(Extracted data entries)
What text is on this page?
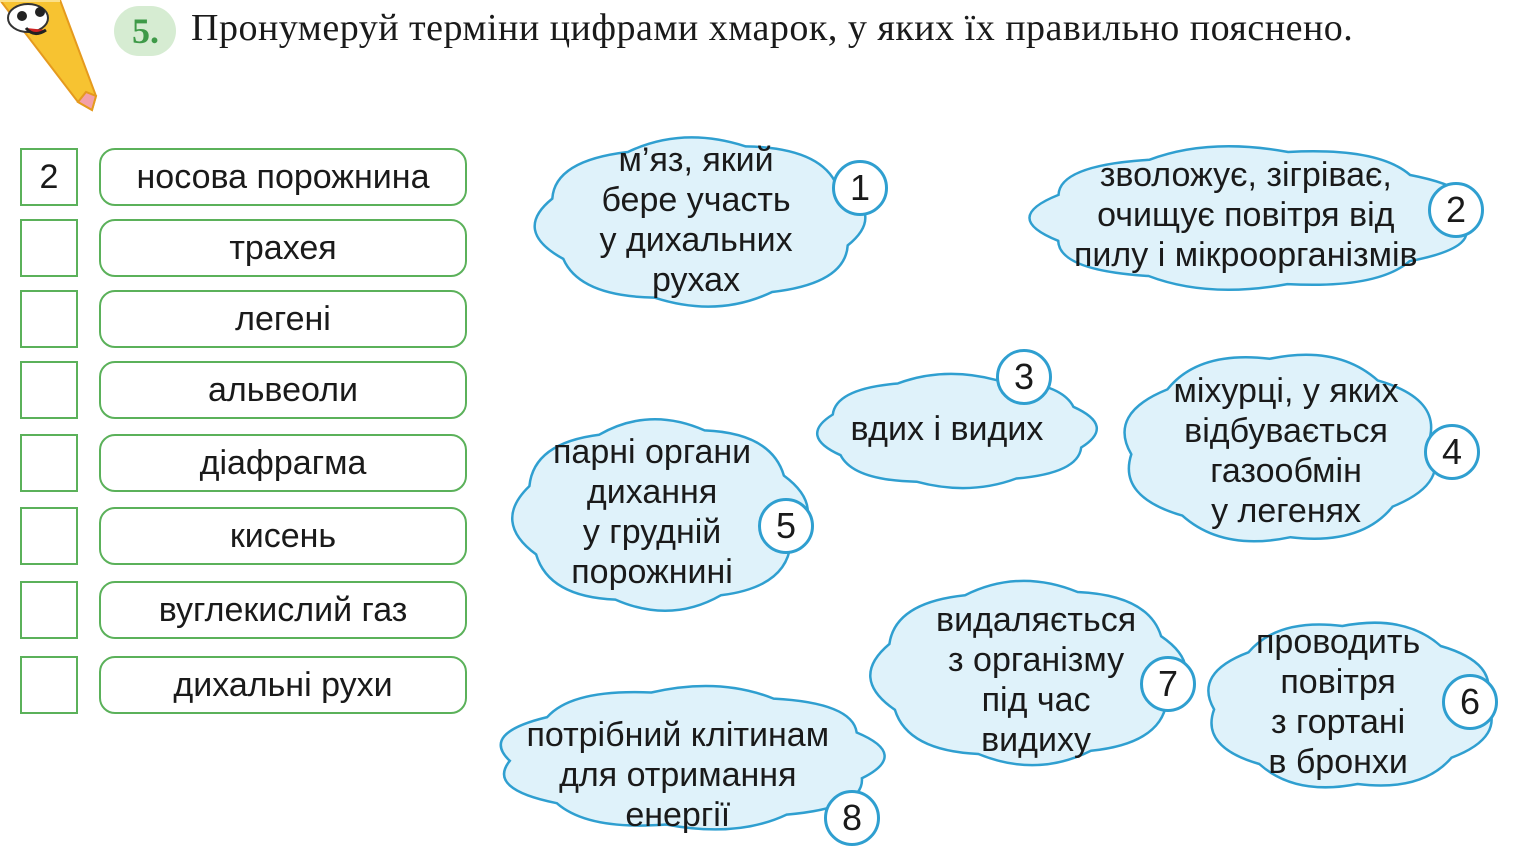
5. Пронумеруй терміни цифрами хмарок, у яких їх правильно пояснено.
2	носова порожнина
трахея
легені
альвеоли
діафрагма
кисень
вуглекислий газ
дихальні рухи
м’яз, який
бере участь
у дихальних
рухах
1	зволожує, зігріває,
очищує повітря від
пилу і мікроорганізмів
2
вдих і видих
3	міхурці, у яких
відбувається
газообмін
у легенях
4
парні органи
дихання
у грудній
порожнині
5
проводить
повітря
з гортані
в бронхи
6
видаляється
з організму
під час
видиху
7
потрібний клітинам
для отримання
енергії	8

**DESCRIPTION OF THE TASK:** Pick out all the lines with the word "яких" in them and copy them.

**WRITTEN SOLUTION:**
5. Пронумеруй терміни цифрами хмарок, у яких їх правильно пояснено.
3	міхурці, у яких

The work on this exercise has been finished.